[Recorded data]
──────────────────────────────
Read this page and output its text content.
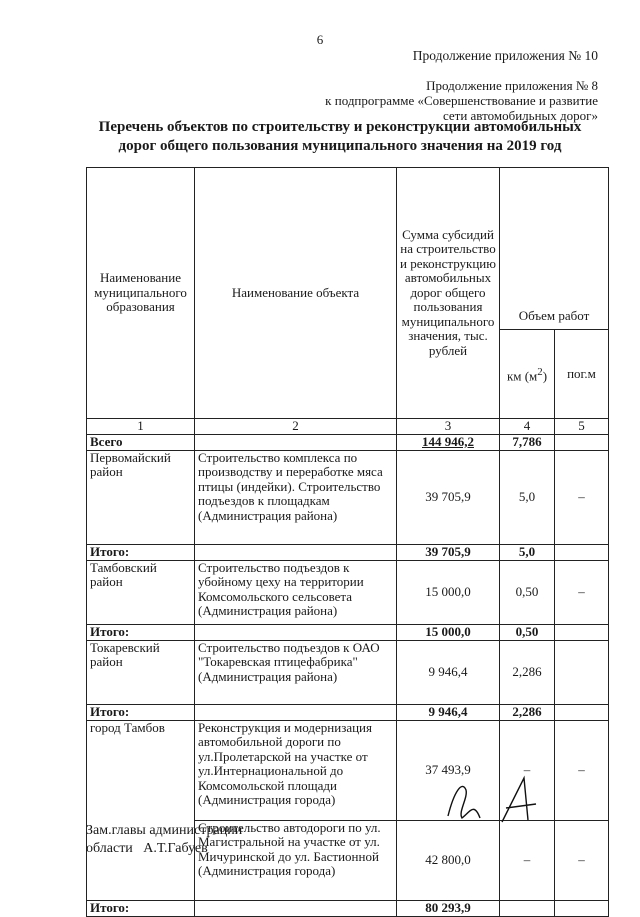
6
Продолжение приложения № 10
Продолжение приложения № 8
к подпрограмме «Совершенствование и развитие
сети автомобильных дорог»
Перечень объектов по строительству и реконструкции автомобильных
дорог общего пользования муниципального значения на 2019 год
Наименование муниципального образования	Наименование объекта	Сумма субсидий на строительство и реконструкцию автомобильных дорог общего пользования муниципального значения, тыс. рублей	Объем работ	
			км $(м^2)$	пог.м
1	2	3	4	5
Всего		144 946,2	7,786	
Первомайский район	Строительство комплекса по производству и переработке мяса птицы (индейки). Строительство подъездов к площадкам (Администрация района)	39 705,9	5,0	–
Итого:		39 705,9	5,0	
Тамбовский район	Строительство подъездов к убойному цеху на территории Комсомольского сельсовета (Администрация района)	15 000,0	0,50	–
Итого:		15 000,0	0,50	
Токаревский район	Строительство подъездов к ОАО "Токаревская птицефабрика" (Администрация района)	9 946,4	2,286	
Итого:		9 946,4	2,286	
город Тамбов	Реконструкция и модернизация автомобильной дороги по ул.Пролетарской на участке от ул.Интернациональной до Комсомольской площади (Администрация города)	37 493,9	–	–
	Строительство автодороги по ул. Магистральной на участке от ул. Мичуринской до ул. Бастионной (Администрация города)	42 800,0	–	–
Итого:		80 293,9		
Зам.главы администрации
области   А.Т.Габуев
──────────────────────────────
• _Brief_
Write down only the number of lines that contain the string "общего" in the listing.

• _Answer to this task_
2